▶ PROBLEM STATEMENT: Reproduce all entries word for word.
** START PROVIDED DATA **
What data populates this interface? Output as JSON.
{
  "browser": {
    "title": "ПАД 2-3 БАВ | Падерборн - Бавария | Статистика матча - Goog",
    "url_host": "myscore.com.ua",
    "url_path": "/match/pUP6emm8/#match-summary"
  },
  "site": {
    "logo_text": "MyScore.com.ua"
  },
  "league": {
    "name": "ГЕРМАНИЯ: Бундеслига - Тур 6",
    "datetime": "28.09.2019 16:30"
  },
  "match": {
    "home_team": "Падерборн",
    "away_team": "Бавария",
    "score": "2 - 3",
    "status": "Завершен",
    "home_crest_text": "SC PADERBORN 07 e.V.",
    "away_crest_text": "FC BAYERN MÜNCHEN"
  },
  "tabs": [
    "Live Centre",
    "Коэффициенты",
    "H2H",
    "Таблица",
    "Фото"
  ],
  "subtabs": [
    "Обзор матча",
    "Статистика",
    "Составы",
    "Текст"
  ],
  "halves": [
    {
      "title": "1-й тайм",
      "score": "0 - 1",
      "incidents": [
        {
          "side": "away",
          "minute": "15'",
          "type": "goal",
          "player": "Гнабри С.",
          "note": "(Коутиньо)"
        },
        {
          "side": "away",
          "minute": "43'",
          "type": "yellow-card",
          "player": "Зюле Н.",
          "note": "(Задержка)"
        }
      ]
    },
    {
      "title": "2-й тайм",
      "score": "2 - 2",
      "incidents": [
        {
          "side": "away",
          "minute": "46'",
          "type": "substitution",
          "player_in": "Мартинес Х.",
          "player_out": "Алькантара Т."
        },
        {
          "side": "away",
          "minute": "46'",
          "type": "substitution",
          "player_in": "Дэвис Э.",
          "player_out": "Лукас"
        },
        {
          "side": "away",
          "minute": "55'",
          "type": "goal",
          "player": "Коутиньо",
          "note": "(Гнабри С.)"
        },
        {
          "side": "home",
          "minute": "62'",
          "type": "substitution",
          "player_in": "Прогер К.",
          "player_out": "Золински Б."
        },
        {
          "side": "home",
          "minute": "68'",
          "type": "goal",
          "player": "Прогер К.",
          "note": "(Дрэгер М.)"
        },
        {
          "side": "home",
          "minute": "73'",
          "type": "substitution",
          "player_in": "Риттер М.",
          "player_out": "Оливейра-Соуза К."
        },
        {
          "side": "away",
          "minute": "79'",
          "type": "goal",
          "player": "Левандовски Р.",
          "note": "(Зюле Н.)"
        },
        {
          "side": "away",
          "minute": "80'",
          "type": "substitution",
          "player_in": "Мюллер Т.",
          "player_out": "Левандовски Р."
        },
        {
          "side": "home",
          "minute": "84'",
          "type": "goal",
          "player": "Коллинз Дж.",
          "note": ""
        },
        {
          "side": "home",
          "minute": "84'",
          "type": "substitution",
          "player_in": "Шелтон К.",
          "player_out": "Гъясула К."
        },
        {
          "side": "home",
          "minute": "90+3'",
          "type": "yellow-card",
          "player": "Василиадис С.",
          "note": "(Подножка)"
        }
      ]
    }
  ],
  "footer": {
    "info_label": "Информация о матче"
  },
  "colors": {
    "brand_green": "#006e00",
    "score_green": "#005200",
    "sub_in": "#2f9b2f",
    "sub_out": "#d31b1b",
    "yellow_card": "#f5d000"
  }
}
** END PROVIDED DATA **
▶ EXERCISE ANSWER:
What data populates this interface? Output as JSON.
{
  "browser": {
    "title": "ПАД 2-3 БАВ | Падерборн - Бавария | Статистика матча - Goog",
    "url_host": "myscore.com.ua",
    "url_path": "/match/pUP6emm8/#match-summary"
  },
  "site": {
    "logo_text": "MyScore.com.ua"
  },
  "league": {
    "name": "ГЕРМАНИЯ: Бундеслига - Тур 6",
    "datetime": "28.09.2019 16:30"
  },
  "match": {
    "home_team": "Падерборн",
    "away_team": "Бавария",
    "score": "2 - 3",
    "status": "Завершен",
    "home_crest_text": "SC PADERBORN 07 e.V.",
    "away_crest_text": "FC BAYERN MÜNCHEN"
  },
  "tabs": [
    "Live Centre",
    "Коэффициенты",
    "H2H",
    "Таблица",
    "Фото"
  ],
  "subtabs": [
    "Обзор матча",
    "Статистика",
    "Составы",
    "Текст"
  ],
  "halves": [
    {
      "title": "1-й тайм",
      "score": "0 - 1",
      "incidents": [
        {
          "side": "away",
          "minute": "15'",
          "type": "goal",
          "player": "Гнабри С.",
          "note": "(Коутиньо)"
        },
        {
          "side": "away",
          "minute": "43'",
          "type": "yellow-card",
          "player": "Зюле Н.",
          "note": "(Задержка)"
        }
      ]
    },
    {
      "title": "2-й тайм",
      "score": "2 - 2",
      "incidents": [
        {
          "side": "away",
          "minute": "46'",
          "type": "substitution",
          "player_in": "Мартинес Х.",
          "player_out": "Алькантара Т."
        },
        {
          "side": "away",
          "minute": "46'",
          "type": "substitution",
          "player_in": "Дэвис Э.",
          "player_out": "Лукас"
        },
        {
          "side": "away",
          "minute": "55'",
          "type": "goal",
          "player": "Коутиньо",
          "note": "(Гнабри С.)"
        },
        {
          "side": "home",
          "minute": "62'",
          "type": "substitution",
          "player_in": "Прогер К.",
          "player_out": "Золински Б."
        },
        {
          "side": "home",
          "minute": "68'",
          "type": "goal",
          "player": "Прогер К.",
          "note": "(Дрэгер М.)"
        },
        {
          "side": "home",
          "minute": "73'",
          "type": "substitution",
          "player_in": "Риттер М.",
          "player_out": "Оливейра-Соуза К."
        },
        {
          "side": "away",
          "minute": "79'",
          "type": "goal",
          "player": "Левандовски Р.",
          "note": "(Зюле Н.)"
        },
        {
          "side": "away",
          "minute": "80'",
          "type": "substitution",
          "player_in": "Мюллер Т.",
          "player_out": "Левандовски Р."
        },
        {
          "side": "home",
          "minute": "84'",
          "type": "goal",
          "player": "Коллинз Дж.",
          "note": ""
        },
        {
          "side": "home",
          "minute": "84'",
          "type": "substitution",
          "player_in": "Шелтон К.",
          "player_out": "Гъясула К."
        },
        {
          "side": "home",
          "minute": "90+3'",
          "type": "yellow-card",
          "player": "Василиадис С.",
          "note": "(Подножка)"
        }
      ]
    }
  ],
  "footer": {
    "info_label": "Информация о матче"
  },
  "colors": {
    "brand_green": "#006e00",
    "score_green": "#005200",
    "sub_in": "#2f9b2f",
    "sub_out": "#d31b1b",
    "yellow_card": "#f5d000"
  }
}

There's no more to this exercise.